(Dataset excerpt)
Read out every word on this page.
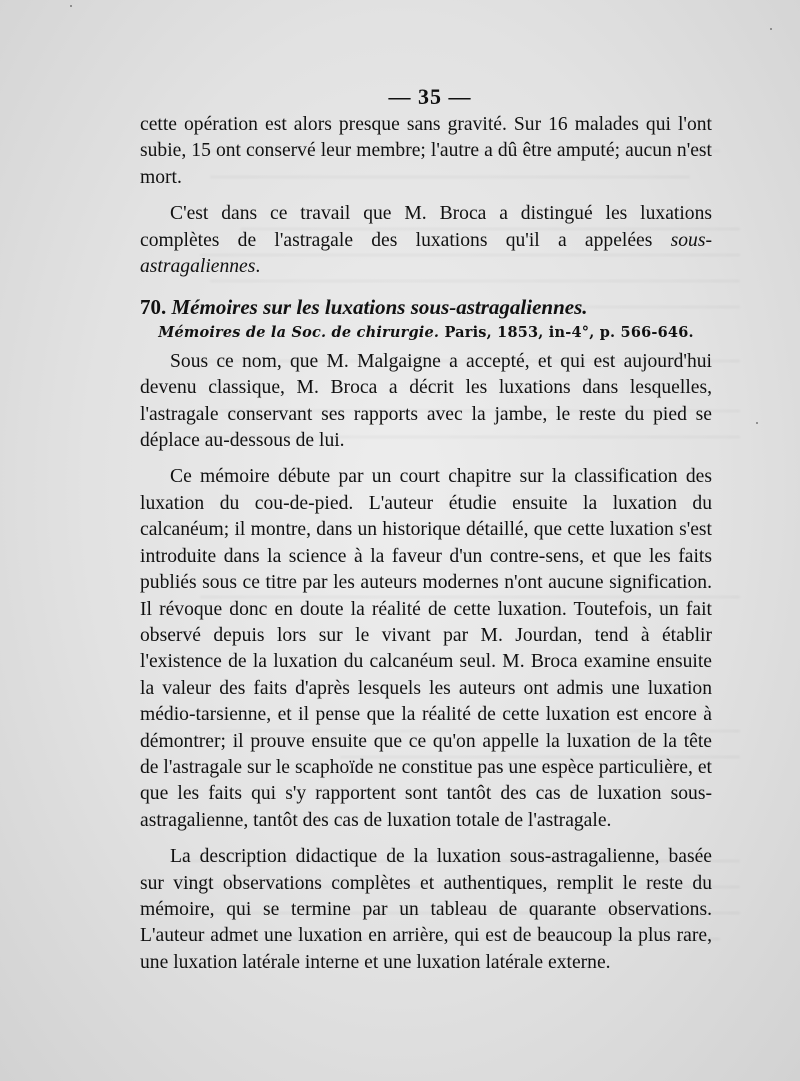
— 35 —

cette opération est alors presque sans gravité. Sur 16 malades qui l'ont subie, 15 ont conservé leur membre; l'autre a dû être amputé; aucun n'est mort.

C'est dans ce travail que M. Broca a distingué les luxations complètes de l'astragale des luxations qu'il a appelées sous-astragaliennes.

70. Mémoires sur les luxations sous-astragaliennes.

Mémoires de la Soc. de chirurgie. Paris, 1853, in-4°, p. 566-646.

Sous ce nom, que M. Malgaigne a accepté, et qui est aujourd'hui devenu classique, M. Broca a décrit les luxations dans lesquelles, l'astragale conservant ses rapports avec la jambe, le reste du pied se déplace au-dessous de lui.

Ce mémoire débute par un court chapitre sur la classification des luxation du cou-de-pied. L'auteur étudie ensuite la luxation du calcanéum; il montre, dans un historique détaillé, que cette luxation s'est introduite dans la science à la faveur d'un contre-sens, et que les faits publiés sous ce titre par les auteurs modernes n'ont aucune signification. Il révoque donc en doute la réalité de cette luxation. Toutefois, un fait observé depuis lors sur le vivant par M. Jourdan, tend à établir l'existence de la luxation du calcanéum seul. M. Broca examine ensuite la valeur des faits d'après lesquels les auteurs ont admis une luxation médio-tarsienne, et il pense que la réalité de cette luxation est encore à démontrer; il prouve ensuite que ce qu'on appelle la luxation de la tête de l'astragale sur le scaphoïde ne constitue pas une espèce particulière, et que les faits qui s'y rapportent sont tantôt des cas de luxation sous-astragalienne, tantôt des cas de luxation totale de l'astragale.

La description didactique de la luxation sous-astragalienne, basée sur vingt observations complètes et authentiques, remplit le reste du mémoire, qui se termine par un tableau de quarante observations. L'auteur admet une luxation en arrière, qui est de beaucoup la plus rare, une luxation latérale interne et une luxation latérale externe.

## Request
Leaving the pictures aside, transcribe the entire listing exactly.

## Solution for this problem
Read out every word on this page.
— 35 —

cette opération est alors presque sans gravité. Sur 16 malades qui l'ont subie, 15 ont conservé leur membre; l'autre a dû être amputé; aucun n'est mort.

C'est dans ce travail que M. Broca a distingué les luxations complètes de l'astragale des luxations qu'il a appelées sous-astragaliennes.

70. Mémoires sur les luxations sous-astragaliennes.

Mémoires de la Soc. de chirurgie. Paris, 1853, in-4°, p. 566-646.

Sous ce nom, que M. Malgaigne a accepté, et qui est aujourd'hui devenu classique, M. Broca a décrit les luxations dans lesquelles, l'astragale conservant ses rapports avec la jambe, le reste du pied se déplace au-dessous de lui.

Ce mémoire débute par un court chapitre sur la classification des luxation du cou-de-pied. L'auteur étudie ensuite la luxation du calcanéum; il montre, dans un historique détaillé, que cette luxation s'est introduite dans la science à la faveur d'un contre-sens, et que les faits publiés sous ce titre par les auteurs modernes n'ont aucune signification. Il révoque donc en doute la réalité de cette luxation. Toutefois, un fait observé depuis lors sur le vivant par M. Jourdan, tend à établir l'existence de la luxation du calcanéum seul. M. Broca examine ensuite la valeur des faits d'après lesquels les auteurs ont admis une luxation médio-tarsienne, et il pense que la réalité de cette luxation est encore à démontrer; il prouve ensuite que ce qu'on appelle la luxation de la tête de l'astragale sur le scaphoïde ne constitue pas une espèce particulière, et que les faits qui s'y rapportent sont tantôt des cas de luxation sous-astragalienne, tantôt des cas de luxation totale de l'astragale.

La description didactique de la luxation sous-astragalienne, basée sur vingt observations complètes et authentiques, remplit le reste du mémoire, qui se termine par un tableau de quarante observations. L'auteur admet une luxation en arrière, qui est de beaucoup la plus rare, une luxation latérale interne et une luxation latérale externe.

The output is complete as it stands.